[Dataset items]:
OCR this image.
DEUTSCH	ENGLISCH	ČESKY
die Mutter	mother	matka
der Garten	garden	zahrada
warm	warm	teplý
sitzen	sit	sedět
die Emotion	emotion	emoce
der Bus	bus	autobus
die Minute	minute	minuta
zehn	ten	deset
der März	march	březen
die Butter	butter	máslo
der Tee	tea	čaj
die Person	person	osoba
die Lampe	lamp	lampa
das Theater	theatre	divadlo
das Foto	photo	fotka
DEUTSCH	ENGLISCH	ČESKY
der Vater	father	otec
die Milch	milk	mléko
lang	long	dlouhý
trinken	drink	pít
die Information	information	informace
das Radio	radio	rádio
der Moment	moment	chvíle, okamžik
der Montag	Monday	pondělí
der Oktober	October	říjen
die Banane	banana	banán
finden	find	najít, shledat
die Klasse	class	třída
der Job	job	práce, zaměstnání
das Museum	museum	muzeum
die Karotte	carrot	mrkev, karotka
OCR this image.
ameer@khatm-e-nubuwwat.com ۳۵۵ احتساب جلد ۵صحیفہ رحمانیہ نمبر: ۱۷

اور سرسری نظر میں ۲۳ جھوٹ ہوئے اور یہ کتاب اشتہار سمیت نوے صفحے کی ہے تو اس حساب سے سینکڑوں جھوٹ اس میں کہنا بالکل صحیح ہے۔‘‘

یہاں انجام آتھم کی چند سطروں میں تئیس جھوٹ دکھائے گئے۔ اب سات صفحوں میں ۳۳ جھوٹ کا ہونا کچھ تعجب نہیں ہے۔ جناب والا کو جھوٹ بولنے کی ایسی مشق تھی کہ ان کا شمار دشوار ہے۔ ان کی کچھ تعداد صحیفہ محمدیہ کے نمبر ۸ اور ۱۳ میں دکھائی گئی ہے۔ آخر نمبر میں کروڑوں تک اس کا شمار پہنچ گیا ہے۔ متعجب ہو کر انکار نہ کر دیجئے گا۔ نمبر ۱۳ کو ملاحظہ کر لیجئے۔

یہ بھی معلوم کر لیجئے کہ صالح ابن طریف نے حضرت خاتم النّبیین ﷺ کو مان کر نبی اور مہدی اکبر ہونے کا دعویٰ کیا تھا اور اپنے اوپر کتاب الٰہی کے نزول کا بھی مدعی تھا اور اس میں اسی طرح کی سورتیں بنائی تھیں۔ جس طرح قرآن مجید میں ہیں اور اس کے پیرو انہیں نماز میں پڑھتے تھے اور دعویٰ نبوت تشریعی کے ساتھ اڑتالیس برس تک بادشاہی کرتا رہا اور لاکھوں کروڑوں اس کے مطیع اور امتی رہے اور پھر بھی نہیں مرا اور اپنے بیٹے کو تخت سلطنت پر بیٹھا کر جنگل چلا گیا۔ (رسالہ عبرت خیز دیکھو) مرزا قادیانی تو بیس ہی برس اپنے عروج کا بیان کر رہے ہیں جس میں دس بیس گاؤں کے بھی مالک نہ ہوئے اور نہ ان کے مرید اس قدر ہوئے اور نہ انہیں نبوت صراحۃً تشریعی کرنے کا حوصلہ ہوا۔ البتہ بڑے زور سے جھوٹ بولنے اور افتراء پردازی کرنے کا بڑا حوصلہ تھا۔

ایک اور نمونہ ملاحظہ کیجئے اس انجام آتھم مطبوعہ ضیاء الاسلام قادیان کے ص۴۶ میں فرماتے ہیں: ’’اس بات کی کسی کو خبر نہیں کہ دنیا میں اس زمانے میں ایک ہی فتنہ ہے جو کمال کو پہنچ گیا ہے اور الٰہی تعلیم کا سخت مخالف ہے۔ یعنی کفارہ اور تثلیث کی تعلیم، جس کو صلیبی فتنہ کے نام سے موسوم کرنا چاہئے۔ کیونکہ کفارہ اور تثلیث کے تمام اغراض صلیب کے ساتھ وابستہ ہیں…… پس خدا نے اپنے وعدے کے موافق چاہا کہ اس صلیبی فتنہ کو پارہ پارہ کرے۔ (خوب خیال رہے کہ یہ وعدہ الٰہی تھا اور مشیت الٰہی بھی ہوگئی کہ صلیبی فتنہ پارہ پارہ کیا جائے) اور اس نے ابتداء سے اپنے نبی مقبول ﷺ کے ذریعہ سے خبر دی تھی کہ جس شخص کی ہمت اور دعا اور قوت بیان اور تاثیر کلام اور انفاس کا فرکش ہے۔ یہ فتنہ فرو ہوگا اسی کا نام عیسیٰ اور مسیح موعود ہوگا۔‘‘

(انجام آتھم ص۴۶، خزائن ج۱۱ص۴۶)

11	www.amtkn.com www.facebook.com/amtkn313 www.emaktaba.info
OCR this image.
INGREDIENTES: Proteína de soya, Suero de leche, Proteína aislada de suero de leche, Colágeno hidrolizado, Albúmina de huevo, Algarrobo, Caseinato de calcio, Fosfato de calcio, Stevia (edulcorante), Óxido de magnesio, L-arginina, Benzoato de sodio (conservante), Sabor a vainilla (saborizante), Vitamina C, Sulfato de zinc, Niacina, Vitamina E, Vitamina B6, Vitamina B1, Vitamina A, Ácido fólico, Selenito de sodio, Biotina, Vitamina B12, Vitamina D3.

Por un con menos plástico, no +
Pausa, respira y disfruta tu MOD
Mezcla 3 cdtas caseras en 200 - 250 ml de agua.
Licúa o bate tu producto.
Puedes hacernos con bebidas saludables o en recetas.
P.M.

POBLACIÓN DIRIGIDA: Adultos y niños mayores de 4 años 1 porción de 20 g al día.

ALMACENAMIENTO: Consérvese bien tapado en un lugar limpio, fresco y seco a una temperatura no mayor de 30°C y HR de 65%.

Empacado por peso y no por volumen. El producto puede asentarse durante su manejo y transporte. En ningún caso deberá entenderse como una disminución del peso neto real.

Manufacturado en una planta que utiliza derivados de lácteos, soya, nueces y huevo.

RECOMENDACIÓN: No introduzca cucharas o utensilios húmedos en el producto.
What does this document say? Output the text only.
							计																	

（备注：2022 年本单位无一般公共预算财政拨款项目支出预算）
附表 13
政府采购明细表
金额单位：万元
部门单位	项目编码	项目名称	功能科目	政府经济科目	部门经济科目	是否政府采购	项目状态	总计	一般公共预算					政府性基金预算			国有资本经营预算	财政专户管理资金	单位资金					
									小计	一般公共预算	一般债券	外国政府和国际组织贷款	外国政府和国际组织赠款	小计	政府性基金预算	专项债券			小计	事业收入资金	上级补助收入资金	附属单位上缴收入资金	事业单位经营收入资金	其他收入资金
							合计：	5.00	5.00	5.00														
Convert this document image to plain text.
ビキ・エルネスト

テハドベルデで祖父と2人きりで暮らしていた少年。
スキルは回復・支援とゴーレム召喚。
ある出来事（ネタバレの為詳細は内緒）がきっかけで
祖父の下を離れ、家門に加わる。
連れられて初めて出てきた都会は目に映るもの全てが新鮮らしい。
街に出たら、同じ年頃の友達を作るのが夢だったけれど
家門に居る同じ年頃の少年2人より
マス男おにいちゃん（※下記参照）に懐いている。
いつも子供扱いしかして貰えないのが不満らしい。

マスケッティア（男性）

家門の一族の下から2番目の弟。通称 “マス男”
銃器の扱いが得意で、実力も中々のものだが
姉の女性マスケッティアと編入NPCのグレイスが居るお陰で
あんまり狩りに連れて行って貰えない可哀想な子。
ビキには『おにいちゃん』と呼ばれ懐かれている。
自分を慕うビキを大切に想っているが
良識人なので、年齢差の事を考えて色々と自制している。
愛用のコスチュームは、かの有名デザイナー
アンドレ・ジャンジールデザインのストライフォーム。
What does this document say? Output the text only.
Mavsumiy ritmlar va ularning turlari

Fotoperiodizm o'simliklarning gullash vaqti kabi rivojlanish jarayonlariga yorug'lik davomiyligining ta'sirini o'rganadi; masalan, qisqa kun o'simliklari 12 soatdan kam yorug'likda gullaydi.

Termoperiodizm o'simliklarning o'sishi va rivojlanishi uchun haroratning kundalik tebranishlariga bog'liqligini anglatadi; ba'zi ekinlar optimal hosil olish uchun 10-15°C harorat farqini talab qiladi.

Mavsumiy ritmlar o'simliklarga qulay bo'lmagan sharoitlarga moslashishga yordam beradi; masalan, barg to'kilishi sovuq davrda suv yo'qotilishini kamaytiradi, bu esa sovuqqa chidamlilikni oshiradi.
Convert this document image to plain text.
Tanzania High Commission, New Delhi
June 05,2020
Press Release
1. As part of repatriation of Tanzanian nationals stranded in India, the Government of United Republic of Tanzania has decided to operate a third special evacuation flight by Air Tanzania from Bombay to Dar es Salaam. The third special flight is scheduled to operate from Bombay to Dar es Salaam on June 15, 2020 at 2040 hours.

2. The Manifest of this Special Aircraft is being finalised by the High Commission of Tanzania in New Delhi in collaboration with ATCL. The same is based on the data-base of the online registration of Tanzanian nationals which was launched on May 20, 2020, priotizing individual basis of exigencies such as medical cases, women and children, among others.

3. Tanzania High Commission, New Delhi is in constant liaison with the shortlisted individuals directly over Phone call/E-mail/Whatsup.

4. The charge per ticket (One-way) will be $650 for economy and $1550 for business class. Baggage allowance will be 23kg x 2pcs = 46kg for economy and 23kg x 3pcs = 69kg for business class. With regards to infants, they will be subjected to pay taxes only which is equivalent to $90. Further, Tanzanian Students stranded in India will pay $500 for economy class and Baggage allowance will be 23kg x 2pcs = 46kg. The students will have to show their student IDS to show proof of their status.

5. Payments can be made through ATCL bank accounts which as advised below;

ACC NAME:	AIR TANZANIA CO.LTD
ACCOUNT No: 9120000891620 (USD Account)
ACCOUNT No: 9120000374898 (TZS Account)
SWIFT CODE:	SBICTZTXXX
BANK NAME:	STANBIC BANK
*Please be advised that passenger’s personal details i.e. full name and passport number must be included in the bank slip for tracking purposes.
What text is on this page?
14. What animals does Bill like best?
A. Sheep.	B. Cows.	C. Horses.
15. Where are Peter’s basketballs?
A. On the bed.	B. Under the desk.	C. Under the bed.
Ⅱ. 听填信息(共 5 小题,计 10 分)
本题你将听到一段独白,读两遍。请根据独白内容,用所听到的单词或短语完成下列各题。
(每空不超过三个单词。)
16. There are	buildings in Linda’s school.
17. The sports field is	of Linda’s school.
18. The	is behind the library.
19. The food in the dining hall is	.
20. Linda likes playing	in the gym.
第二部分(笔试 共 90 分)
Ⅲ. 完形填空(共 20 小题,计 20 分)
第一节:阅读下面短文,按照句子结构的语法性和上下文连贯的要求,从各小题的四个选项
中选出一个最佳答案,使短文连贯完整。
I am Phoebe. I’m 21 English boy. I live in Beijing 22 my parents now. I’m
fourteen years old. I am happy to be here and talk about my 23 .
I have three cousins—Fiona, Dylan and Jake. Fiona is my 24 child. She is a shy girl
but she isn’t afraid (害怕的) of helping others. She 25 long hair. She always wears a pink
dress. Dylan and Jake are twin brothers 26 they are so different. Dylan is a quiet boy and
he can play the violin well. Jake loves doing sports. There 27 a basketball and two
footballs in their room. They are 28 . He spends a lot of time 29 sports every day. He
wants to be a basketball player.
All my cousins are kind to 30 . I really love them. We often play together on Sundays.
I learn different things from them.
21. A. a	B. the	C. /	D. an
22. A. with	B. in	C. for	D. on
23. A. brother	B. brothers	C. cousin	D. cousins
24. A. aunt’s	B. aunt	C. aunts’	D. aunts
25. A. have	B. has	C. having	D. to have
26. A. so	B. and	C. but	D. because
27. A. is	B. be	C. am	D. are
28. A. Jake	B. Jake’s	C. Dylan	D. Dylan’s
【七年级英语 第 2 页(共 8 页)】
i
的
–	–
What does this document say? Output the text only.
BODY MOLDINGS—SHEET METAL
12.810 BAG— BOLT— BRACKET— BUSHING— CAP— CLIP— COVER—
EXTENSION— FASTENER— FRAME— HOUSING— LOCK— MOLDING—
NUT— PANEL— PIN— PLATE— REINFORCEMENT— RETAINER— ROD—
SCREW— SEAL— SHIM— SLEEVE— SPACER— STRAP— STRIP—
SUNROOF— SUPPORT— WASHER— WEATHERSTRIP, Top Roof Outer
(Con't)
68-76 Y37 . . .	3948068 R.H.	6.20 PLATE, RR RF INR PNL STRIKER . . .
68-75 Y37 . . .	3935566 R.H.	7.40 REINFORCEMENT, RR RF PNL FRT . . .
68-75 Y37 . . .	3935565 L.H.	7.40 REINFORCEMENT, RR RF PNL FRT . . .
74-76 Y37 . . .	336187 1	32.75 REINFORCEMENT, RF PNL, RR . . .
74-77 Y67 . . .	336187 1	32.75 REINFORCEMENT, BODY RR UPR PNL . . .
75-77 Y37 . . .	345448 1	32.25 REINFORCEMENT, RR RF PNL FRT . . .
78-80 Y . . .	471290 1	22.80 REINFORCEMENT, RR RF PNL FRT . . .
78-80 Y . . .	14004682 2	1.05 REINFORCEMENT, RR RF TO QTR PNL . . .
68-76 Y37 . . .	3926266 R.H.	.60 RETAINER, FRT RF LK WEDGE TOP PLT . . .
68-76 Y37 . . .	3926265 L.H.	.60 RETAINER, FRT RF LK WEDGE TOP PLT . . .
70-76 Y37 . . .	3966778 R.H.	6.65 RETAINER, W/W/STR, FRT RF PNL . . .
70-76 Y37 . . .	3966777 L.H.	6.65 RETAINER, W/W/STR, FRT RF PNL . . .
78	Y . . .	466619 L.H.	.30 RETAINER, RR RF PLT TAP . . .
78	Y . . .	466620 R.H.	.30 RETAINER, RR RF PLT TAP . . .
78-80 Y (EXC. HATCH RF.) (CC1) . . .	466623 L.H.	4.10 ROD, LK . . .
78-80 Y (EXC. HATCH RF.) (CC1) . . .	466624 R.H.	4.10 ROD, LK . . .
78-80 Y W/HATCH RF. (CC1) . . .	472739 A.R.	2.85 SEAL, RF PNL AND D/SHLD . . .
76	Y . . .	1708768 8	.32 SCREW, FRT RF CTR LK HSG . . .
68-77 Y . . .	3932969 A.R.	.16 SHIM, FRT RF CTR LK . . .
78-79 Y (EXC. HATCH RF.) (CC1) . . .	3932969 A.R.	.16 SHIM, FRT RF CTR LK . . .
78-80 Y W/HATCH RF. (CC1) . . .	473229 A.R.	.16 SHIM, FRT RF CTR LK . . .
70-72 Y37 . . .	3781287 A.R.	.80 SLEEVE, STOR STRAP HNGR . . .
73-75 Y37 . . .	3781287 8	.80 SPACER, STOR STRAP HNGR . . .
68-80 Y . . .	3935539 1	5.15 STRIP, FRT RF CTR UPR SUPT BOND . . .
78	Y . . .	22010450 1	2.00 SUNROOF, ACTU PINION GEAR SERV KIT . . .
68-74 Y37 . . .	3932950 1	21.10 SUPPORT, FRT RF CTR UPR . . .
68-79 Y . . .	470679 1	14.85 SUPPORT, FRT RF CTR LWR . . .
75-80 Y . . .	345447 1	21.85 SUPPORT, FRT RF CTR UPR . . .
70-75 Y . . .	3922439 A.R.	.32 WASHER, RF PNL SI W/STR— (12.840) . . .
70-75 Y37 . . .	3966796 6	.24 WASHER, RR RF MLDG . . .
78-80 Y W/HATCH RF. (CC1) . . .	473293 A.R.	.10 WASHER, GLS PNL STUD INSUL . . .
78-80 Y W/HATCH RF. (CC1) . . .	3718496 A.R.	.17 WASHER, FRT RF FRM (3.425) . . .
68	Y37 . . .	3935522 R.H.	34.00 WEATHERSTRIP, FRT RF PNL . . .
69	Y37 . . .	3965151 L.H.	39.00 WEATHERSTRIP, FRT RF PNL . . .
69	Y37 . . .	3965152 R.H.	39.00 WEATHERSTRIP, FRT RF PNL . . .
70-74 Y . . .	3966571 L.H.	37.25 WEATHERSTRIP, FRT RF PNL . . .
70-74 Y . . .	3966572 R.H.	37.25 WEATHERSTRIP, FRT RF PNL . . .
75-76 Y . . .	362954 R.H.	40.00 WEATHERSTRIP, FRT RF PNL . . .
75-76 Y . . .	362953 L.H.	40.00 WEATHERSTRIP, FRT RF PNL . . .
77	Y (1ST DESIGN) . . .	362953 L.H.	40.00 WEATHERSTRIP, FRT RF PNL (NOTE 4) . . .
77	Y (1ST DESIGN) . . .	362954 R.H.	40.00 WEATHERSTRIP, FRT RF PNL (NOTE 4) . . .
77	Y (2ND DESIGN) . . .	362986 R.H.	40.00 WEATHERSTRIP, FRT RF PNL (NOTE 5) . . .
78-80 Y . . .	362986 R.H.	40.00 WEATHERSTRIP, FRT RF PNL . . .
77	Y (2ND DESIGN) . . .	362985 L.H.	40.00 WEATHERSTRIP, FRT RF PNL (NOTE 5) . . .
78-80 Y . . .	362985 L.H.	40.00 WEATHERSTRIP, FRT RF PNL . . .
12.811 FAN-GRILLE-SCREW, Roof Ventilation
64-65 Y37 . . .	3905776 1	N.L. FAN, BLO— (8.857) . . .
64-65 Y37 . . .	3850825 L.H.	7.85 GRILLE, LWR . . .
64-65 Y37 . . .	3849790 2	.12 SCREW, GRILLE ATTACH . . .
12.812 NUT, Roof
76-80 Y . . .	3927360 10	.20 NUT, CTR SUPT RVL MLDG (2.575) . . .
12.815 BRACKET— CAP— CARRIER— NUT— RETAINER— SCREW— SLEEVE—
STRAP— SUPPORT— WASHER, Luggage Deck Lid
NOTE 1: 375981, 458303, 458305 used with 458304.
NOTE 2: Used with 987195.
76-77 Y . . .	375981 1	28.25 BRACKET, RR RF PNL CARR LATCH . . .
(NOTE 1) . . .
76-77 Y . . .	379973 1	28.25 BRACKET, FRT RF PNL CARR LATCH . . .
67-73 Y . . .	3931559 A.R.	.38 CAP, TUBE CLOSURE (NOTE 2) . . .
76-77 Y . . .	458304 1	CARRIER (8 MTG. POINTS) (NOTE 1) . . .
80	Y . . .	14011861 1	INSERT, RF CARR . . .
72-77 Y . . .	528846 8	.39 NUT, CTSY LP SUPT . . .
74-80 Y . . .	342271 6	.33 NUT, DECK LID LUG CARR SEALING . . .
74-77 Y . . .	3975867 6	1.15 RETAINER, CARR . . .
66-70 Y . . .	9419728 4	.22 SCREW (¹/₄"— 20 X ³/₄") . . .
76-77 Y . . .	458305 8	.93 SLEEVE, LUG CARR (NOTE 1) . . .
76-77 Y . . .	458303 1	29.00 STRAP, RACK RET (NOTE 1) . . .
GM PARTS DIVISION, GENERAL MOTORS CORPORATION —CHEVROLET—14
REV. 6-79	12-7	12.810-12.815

[PROBLEM REQUIREMENTS]: Copy out each line in the preceding records that contains "SUPT".

[CORRECT OUTPUT]:
68-80 Y . . .	3935539 1	5.15 STRIP, FRT RF CTR UPR SUPT BOND . . .
76-80 Y . . .	3927360 10	.20 NUT, CTR SUPT RVL MLDG (2.575) . . .
72-77 Y . . .	528846 8	.39 NUT, CTSY LP SUPT . . .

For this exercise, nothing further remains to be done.